■ **DESCRIPTION OF THE TASK**
Below are the records. Gather each line that holds "only".

(Rows from a figure dataset)
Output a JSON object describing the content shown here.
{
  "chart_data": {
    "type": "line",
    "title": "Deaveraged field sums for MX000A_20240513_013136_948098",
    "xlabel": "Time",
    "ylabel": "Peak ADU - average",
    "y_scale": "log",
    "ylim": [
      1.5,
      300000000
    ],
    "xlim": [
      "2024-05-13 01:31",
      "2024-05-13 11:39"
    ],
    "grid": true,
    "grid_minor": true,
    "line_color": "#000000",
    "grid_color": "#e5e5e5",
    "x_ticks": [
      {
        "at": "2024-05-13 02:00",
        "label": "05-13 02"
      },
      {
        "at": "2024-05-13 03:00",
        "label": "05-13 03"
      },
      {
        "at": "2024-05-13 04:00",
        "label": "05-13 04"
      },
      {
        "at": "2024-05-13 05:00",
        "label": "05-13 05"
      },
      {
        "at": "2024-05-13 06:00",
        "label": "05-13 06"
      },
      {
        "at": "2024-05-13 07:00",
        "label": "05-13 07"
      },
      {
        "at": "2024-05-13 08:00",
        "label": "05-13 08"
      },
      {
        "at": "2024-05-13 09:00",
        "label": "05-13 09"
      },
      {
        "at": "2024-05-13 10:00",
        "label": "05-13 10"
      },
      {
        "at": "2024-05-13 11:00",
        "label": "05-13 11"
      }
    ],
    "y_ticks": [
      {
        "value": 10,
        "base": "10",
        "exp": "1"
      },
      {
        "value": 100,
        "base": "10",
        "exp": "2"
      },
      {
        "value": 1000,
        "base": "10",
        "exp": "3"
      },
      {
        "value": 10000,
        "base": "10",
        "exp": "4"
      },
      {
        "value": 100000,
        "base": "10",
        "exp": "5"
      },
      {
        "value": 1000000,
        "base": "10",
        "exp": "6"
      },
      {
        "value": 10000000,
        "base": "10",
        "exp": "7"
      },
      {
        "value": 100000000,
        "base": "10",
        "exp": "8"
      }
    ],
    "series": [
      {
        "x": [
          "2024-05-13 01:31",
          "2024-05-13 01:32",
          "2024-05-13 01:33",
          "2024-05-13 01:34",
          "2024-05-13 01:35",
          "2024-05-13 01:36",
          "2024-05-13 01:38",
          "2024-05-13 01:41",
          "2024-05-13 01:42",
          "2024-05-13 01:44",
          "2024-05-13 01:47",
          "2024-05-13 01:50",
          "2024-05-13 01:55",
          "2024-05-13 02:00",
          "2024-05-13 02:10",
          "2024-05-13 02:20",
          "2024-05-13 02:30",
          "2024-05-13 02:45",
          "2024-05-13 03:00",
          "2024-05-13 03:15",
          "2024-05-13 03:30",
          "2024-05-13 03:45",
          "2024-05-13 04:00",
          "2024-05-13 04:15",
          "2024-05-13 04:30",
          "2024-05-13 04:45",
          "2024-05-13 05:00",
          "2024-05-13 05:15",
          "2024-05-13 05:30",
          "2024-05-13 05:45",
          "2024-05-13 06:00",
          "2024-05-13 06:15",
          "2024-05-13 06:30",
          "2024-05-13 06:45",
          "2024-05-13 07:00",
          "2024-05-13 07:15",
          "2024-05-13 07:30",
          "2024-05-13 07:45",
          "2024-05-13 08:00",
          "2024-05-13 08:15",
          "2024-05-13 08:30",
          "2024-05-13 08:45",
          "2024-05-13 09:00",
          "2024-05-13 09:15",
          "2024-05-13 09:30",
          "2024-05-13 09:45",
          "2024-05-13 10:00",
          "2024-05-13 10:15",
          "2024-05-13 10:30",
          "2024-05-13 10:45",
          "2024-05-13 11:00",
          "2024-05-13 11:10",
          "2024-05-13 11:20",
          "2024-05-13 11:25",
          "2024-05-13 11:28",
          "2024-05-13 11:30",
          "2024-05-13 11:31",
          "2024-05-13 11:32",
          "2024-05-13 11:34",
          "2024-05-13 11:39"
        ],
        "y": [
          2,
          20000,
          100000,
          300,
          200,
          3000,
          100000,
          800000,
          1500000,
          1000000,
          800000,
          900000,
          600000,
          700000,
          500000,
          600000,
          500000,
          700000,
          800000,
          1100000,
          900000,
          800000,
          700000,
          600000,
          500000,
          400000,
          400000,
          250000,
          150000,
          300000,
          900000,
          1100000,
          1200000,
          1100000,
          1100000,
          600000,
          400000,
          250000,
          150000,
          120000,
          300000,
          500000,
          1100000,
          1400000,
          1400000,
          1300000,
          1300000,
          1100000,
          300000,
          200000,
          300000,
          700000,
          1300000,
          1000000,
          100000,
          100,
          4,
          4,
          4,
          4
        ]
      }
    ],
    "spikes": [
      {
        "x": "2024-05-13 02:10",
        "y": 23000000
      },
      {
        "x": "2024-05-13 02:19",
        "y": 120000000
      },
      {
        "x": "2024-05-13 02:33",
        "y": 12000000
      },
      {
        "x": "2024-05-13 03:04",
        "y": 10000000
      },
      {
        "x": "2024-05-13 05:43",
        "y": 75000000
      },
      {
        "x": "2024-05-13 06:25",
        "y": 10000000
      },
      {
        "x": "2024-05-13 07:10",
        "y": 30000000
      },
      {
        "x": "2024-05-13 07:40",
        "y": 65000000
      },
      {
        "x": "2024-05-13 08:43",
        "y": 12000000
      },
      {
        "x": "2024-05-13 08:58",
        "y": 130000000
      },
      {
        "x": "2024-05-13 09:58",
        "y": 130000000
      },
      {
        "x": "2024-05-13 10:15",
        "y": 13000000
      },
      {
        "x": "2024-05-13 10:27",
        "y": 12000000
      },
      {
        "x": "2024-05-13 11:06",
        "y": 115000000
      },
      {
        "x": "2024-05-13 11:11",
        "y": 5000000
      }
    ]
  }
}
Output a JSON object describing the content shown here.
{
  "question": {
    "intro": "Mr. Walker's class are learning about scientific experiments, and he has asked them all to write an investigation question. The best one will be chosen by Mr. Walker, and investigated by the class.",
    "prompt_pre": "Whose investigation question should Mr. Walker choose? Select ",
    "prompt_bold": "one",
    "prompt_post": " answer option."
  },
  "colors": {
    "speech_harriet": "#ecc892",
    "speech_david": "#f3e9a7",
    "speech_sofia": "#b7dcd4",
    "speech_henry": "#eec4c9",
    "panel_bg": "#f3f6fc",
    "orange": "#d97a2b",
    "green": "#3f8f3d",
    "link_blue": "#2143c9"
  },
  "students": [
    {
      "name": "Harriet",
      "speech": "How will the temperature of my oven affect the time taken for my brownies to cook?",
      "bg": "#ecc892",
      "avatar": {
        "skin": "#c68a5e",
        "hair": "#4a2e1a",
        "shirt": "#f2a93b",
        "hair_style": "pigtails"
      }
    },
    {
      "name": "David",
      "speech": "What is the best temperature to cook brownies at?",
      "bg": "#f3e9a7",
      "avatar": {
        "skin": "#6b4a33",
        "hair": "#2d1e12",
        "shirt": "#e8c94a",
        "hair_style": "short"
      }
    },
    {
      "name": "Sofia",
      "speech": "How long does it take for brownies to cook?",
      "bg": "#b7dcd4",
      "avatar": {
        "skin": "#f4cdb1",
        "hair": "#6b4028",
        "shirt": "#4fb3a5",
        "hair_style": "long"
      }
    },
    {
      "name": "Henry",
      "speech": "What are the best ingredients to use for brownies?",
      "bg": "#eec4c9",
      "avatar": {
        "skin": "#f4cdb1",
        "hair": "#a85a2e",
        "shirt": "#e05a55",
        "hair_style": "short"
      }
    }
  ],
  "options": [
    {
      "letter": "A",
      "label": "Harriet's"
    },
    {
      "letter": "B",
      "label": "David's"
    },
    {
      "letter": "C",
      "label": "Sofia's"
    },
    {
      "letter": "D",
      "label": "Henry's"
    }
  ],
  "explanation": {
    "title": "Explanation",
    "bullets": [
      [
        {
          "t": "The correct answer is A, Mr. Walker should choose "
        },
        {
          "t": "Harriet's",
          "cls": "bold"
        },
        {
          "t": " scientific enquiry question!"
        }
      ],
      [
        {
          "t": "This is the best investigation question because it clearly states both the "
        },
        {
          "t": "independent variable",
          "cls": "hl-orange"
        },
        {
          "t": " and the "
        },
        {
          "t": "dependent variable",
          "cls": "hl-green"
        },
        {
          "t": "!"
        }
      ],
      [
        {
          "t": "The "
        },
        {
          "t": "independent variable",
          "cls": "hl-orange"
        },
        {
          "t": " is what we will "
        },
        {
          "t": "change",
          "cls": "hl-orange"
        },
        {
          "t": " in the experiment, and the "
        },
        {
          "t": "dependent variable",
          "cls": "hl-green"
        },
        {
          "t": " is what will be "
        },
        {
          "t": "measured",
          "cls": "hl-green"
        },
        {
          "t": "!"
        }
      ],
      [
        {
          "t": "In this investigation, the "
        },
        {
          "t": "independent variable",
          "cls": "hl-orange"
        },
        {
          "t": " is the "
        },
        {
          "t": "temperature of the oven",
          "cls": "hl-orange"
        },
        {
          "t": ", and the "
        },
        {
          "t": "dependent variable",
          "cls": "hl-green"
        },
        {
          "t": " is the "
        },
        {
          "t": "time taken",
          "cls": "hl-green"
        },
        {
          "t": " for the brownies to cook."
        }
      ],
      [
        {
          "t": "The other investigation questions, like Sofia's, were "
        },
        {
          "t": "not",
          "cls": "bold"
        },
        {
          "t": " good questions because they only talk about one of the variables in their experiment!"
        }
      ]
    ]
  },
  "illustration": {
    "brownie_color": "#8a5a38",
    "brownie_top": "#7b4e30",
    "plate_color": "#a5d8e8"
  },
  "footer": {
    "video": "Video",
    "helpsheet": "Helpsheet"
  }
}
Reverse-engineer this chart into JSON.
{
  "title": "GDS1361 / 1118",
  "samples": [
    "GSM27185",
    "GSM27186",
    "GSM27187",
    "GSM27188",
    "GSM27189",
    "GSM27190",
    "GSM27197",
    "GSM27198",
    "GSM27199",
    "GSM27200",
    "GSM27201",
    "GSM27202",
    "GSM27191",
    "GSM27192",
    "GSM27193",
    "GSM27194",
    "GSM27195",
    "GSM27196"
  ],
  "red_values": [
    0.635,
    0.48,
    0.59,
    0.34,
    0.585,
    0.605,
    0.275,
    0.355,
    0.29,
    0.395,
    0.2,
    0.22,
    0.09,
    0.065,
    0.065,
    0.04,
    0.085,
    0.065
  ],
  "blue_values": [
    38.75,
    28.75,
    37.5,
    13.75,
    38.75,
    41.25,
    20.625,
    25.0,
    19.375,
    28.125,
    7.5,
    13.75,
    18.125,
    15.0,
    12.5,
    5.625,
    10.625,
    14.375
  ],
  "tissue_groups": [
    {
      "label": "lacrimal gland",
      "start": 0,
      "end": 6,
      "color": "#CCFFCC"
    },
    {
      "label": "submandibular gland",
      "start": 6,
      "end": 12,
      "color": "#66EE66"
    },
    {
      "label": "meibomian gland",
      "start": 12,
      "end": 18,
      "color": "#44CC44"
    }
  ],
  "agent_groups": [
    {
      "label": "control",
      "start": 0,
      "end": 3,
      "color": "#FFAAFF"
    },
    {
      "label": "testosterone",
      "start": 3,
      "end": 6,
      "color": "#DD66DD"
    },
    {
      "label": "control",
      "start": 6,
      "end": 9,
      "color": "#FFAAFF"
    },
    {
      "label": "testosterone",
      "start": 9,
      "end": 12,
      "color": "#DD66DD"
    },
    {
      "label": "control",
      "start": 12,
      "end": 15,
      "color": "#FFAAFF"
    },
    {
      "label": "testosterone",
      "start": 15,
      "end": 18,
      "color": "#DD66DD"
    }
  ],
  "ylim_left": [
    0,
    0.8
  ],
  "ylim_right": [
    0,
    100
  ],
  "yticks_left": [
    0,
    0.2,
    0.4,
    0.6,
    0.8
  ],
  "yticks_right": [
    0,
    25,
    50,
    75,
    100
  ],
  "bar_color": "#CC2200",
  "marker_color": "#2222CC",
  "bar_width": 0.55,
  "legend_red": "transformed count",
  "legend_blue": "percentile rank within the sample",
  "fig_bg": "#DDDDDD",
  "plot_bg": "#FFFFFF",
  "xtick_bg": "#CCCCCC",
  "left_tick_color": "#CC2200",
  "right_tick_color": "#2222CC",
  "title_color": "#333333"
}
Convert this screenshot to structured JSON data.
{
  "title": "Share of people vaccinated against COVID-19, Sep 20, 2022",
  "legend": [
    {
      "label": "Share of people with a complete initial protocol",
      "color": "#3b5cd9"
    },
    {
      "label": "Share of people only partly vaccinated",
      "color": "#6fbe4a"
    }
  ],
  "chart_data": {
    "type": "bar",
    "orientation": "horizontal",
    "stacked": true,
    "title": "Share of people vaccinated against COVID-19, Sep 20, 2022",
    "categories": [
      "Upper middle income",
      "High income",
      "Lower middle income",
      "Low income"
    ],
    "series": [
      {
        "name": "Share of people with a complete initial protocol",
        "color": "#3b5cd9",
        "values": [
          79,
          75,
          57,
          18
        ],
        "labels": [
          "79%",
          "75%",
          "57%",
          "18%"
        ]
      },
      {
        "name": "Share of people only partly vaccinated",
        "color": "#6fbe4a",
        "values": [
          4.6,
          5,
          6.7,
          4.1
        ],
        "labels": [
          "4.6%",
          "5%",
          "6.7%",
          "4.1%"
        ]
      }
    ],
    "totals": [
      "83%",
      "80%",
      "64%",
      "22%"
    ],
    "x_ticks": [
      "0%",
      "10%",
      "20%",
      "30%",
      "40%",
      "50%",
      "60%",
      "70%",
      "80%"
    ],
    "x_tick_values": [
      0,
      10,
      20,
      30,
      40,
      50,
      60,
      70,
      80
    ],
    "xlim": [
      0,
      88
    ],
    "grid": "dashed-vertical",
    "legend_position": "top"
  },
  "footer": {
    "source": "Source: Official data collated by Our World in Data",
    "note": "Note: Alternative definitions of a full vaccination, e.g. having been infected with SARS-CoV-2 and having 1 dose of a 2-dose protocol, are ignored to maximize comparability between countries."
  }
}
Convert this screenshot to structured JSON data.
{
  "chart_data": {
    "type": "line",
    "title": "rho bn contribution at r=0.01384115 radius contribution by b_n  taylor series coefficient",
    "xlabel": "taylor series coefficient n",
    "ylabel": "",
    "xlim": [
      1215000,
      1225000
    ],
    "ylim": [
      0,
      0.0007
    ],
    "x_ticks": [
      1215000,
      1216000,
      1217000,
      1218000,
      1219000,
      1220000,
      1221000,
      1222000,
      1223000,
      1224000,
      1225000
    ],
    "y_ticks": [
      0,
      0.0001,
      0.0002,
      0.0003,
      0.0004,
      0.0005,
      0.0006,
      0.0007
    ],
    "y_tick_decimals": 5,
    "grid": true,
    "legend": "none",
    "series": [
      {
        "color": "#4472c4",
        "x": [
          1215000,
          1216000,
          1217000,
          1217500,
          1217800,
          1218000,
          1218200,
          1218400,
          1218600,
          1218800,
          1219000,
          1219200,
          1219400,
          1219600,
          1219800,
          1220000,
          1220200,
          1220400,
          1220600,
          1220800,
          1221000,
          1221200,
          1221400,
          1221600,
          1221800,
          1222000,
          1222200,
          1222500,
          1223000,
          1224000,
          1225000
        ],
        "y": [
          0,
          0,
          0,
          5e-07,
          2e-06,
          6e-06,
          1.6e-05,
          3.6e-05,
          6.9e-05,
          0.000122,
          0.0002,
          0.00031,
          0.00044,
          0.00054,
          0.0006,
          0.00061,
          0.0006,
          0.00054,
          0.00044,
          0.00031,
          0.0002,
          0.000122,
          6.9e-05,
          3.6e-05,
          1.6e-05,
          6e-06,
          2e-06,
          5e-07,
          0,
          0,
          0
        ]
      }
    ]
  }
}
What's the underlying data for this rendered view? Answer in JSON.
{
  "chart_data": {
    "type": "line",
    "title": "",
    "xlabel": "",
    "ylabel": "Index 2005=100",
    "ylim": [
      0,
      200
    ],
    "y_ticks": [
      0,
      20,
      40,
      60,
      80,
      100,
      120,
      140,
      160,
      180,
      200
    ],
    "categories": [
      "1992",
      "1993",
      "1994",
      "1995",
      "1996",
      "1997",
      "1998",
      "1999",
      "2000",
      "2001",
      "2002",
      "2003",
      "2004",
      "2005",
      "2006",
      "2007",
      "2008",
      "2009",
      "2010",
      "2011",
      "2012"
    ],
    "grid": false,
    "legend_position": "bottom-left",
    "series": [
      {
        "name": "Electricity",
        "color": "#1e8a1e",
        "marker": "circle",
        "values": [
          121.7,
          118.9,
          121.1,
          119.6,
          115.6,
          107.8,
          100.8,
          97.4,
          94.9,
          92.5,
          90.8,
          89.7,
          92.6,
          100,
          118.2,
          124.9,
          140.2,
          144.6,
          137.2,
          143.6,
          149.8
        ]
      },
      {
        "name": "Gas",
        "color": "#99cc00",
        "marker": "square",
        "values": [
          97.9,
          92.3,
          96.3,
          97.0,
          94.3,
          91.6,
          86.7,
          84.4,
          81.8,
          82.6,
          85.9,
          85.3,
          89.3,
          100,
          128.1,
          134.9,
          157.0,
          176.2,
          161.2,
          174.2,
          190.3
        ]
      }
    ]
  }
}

■ **FINISHED TASK**
          "t": " good questions because they only talk about one of the variables in their experiment!"
      "label": "Share of people only partly vaccinated",
        "name": "Share of people only partly vaccinated",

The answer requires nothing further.